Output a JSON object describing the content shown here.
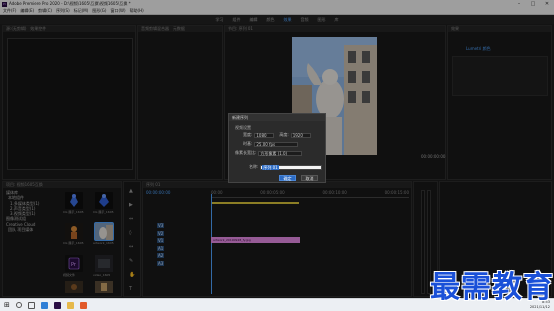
{
  "title": "Adobe Premiere Pro 2020 - D:\\视频\\1605\\互换\\视频1605\\互换 *",
  "menu": [
    "文件(F)",
    "编辑(E)",
    "剪辑(C)",
    "序列(S)",
    "标记(M)",
    "图形(G)",
    "窗口(W)",
    "帮助(H)"
  ],
  "workspaces": [
    "学习",
    "组件",
    "编辑",
    "颜色",
    "效果",
    "音频",
    "图形",
    "库"
  ],
  "active_workspace": "效果",
  "source_panel_tab": "源:(无剪辑)",
  "fx_tab": "效果控件",
  "audio_tab": "音频剪辑混合器",
  "meta_tab": "元数据",
  "program_tab": "节目: 序列 01",
  "program_timecode": "00:00:00:00",
  "fx_panel_title": "效果",
  "fx_panel_tab": "Lumetri 颜色",
  "dialog": {
    "title": "新建序列",
    "section": "视频设置",
    "width_label": "宽度:",
    "width_value": "1080",
    "height_label": "高度:",
    "height_value": "1920",
    "fps_label": "时基:",
    "fps_value": "25.00 fps",
    "aspect_label": "像素长宽比:",
    "aspect_value": "方形像素 (1.0)",
    "name_label": "名称:",
    "name_value": "序列 01",
    "ok": "确定",
    "cancel": "取消"
  },
  "project": {
    "title": "项目: 视频1605互换",
    "tree": [
      "媒体库",
      "本地组件",
      "1.多媒体类型(1)",
      "2.声音类型(1)",
      "3.视频类型(1)",
      "图像测试组",
      "Creative Cloud",
      "团队 项目媒体"
    ],
    "items": [
      {
        "name": "CG 展示_1605",
        "icon": "blue-figure-icon"
      },
      {
        "name": "CG 展示_1605",
        "icon": "blue-figure-icon"
      },
      {
        "name": "",
        "icon": "photo-icon"
      },
      {
        "name": "CG 展示_1605",
        "icon": "orange-figure-icon"
      },
      {
        "name": "artwork_1605",
        "icon": "statue-photo-icon"
      },
      {
        "name": "",
        "icon": "dark-photo-icon"
      },
      {
        "name": "视频文件",
        "icon": "premiere-icon"
      },
      {
        "name": "video_1605",
        "icon": "dark-clip-icon"
      },
      {
        "name": "",
        "icon": "dark-photo-icon"
      },
      {
        "name": "",
        "icon": "small-photo-icon"
      }
    ]
  },
  "timeline": {
    "tab": "序列 01",
    "timecode": "00:00:00:00",
    "ruler": [
      "00:00",
      "00:00:05:00",
      "00:00:10:00",
      "00:00:15:00"
    ],
    "tracks": [
      "V3",
      "V2",
      "V1",
      "A1",
      "A2",
      "A3"
    ],
    "clip": "artwork_20190928_fy.jpg"
  },
  "taskbar_time": "8:53",
  "taskbar_date": "2021/11/12",
  "watermark": "最需教育",
  "colors": {
    "accent": "#4fa3ff",
    "clip": "#e68ce6",
    "playhead": "#4fa3ff"
  }
}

· · · · ·

- [To do]: Select all lines in the listing above where the word "photo" appears, and show them.

- [Written answer]:
        "icon": "photo-icon"
        "icon": "statue-photo-icon"
        "icon": "dark-photo-icon"
        "icon": "dark-photo-icon"
        "icon": "small-photo-icon"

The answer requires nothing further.